Work required. Here are some records. Copy each one exactly.

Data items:
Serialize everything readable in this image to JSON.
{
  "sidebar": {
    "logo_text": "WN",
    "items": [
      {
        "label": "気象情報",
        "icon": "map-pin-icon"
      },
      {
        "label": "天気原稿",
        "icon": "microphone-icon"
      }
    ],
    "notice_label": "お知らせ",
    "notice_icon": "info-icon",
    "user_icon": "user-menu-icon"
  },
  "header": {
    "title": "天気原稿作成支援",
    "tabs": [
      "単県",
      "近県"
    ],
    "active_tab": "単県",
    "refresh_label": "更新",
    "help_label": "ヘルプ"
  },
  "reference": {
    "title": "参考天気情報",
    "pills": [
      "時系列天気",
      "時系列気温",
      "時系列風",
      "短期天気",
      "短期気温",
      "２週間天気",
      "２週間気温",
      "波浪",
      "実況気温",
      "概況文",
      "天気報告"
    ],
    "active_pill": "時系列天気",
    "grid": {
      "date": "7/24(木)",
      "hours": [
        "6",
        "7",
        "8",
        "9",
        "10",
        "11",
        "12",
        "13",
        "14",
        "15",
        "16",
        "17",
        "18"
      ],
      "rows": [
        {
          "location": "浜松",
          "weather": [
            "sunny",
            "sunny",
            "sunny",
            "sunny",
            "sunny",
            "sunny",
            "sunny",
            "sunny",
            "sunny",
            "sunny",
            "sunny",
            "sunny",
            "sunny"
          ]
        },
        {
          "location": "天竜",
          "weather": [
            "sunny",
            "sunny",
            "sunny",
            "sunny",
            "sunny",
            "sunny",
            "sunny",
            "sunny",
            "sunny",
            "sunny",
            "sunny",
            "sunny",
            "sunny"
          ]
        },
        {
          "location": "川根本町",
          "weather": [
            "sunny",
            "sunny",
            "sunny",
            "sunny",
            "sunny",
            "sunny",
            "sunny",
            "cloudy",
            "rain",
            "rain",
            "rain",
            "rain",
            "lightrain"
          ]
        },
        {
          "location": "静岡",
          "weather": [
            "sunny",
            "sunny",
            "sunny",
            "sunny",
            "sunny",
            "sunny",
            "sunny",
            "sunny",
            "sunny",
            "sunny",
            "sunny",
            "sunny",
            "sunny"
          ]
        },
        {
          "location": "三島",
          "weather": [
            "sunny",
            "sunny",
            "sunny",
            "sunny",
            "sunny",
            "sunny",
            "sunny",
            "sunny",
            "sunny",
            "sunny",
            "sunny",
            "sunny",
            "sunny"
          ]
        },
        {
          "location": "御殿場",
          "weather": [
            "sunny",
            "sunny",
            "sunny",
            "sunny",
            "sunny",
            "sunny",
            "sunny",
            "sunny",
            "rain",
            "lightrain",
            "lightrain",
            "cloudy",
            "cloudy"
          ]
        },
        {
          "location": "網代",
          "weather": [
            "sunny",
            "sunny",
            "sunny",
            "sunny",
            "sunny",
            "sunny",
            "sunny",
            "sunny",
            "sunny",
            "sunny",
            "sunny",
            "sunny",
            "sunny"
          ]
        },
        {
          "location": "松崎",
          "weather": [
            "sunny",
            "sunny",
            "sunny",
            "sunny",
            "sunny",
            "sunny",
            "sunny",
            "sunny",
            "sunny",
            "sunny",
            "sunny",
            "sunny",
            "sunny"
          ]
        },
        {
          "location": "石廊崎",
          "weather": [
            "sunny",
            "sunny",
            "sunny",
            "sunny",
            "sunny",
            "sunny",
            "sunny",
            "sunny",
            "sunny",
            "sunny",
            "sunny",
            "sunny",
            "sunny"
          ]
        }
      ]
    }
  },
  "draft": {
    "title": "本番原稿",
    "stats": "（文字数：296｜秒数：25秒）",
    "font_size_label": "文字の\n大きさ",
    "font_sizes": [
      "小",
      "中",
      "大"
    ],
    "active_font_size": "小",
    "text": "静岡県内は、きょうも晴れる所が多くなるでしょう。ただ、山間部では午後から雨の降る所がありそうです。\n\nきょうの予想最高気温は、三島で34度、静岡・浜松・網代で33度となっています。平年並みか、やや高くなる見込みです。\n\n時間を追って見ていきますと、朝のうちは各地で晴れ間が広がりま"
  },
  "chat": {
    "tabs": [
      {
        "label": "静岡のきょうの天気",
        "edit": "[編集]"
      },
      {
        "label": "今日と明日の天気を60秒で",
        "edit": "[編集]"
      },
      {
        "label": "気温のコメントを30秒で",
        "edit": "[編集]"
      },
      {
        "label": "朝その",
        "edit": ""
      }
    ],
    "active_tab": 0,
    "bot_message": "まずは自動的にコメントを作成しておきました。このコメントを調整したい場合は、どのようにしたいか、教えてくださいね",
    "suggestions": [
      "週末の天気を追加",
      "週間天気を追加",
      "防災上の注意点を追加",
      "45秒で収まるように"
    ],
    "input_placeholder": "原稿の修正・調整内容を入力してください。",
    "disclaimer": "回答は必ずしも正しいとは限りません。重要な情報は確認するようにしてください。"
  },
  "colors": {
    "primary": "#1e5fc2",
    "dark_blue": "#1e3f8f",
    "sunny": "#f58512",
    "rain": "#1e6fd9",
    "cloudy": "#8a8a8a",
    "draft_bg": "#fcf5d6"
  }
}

Worked answer.
Serialize everything readable in this image to JSON.
{
  "sidebar": {
    "logo_text": "WN",
    "items": [
      {
        "label": "気象情報",
        "icon": "map-pin-icon"
      },
      {
        "label": "天気原稿",
        "icon": "microphone-icon"
      }
    ],
    "notice_label": "お知らせ",
    "notice_icon": "info-icon",
    "user_icon": "user-menu-icon"
  },
  "header": {
    "title": "天気原稿作成支援",
    "tabs": [
      "単県",
      "近県"
    ],
    "active_tab": "単県",
    "refresh_label": "更新",
    "help_label": "ヘルプ"
  },
  "reference": {
    "title": "参考天気情報",
    "pills": [
      "時系列天気",
      "時系列気温",
      "時系列風",
      "短期天気",
      "短期気温",
      "２週間天気",
      "２週間気温",
      "波浪",
      "実況気温",
      "概況文",
      "天気報告"
    ],
    "active_pill": "時系列天気",
    "grid": {
      "date": "7/24(木)",
      "hours": [
        "6",
        "7",
        "8",
        "9",
        "10",
        "11",
        "12",
        "13",
        "14",
        "15",
        "16",
        "17",
        "18"
      ],
      "rows": [
        {
          "location": "浜松",
          "weather": [
            "sunny",
            "sunny",
            "sunny",
            "sunny",
            "sunny",
            "sunny",
            "sunny",
            "sunny",
            "sunny",
            "sunny",
            "sunny",
            "sunny",
            "sunny"
          ]
        },
        {
          "location": "天竜",
          "weather": [
            "sunny",
            "sunny",
            "sunny",
            "sunny",
            "sunny",
            "sunny",
            "sunny",
            "sunny",
            "sunny",
            "sunny",
            "sunny",
            "sunny",
            "sunny"
          ]
        },
        {
          "location": "川根本町",
          "weather": [
            "sunny",
            "sunny",
            "sunny",
            "sunny",
            "sunny",
            "sunny",
            "sunny",
            "cloudy",
            "rain",
            "rain",
            "rain",
            "rain",
            "lightrain"
          ]
        },
        {
          "location": "静岡",
          "weather": [
            "sunny",
            "sunny",
            "sunny",
            "sunny",
            "sunny",
            "sunny",
            "sunny",
            "sunny",
            "sunny",
            "sunny",
            "sunny",
            "sunny",
            "sunny"
          ]
        },
        {
          "location": "三島",
          "weather": [
            "sunny",
            "sunny",
            "sunny",
            "sunny",
            "sunny",
            "sunny",
            "sunny",
            "sunny",
            "sunny",
            "sunny",
            "sunny",
            "sunny",
            "sunny"
          ]
        },
        {
          "location": "御殿場",
          "weather": [
            "sunny",
            "sunny",
            "sunny",
            "sunny",
            "sunny",
            "sunny",
            "sunny",
            "sunny",
            "rain",
            "lightrain",
            "lightrain",
            "cloudy",
            "cloudy"
          ]
        },
        {
          "location": "網代",
          "weather": [
            "sunny",
            "sunny",
            "sunny",
            "sunny",
            "sunny",
            "sunny",
            "sunny",
            "sunny",
            "sunny",
            "sunny",
            "sunny",
            "sunny",
            "sunny"
          ]
        },
        {
          "location": "松崎",
          "weather": [
            "sunny",
            "sunny",
            "sunny",
            "sunny",
            "sunny",
            "sunny",
            "sunny",
            "sunny",
            "sunny",
            "sunny",
            "sunny",
            "sunny",
            "sunny"
          ]
        },
        {
          "location": "石廊崎",
          "weather": [
            "sunny",
            "sunny",
            "sunny",
            "sunny",
            "sunny",
            "sunny",
            "sunny",
            "sunny",
            "sunny",
            "sunny",
            "sunny",
            "sunny",
            "sunny"
          ]
        }
      ]
    }
  },
  "draft": {
    "title": "本番原稿",
    "stats": "（文字数：296｜秒数：25秒）",
    "font_size_label": "文字の\n大きさ",
    "font_sizes": [
      "小",
      "中",
      "大"
    ],
    "active_font_size": "小",
    "text": "静岡県内は、きょうも晴れる所が多くなるでしょう。ただ、山間部では午後から雨の降る所がありそうです。\n\nきょうの予想最高気温は、三島で34度、静岡・浜松・網代で33度となっています。平年並みか、やや高くなる見込みです。\n\n時間を追って見ていきますと、朝のうちは各地で晴れ間が広がりま"
  },
  "chat": {
    "tabs": [
      {
        "label": "静岡のきょうの天気",
        "edit": "[編集]"
      },
      {
        "label": "今日と明日の天気を60秒で",
        "edit": "[編集]"
      },
      {
        "label": "気温のコメントを30秒で",
        "edit": "[編集]"
      },
      {
        "label": "朝その",
        "edit": ""
      }
    ],
    "active_tab": 0,
    "bot_message": "まずは自動的にコメントを作成しておきました。このコメントを調整したい場合は、どのようにしたいか、教えてくださいね",
    "suggestions": [
      "週末の天気を追加",
      "週間天気を追加",
      "防災上の注意点を追加",
      "45秒で収まるように"
    ],
    "input_placeholder": "原稿の修正・調整内容を入力してください。",
    "disclaimer": "回答は必ずしも正しいとは限りません。重要な情報は確認するようにしてください。"
  },
  "colors": {
    "primary": "#1e5fc2",
    "dark_blue": "#1e3f8f",
    "sunny": "#f58512",
    "rain": "#1e6fd9",
    "cloudy": "#8a8a8a",
    "draft_bg": "#fcf5d6"
  }
}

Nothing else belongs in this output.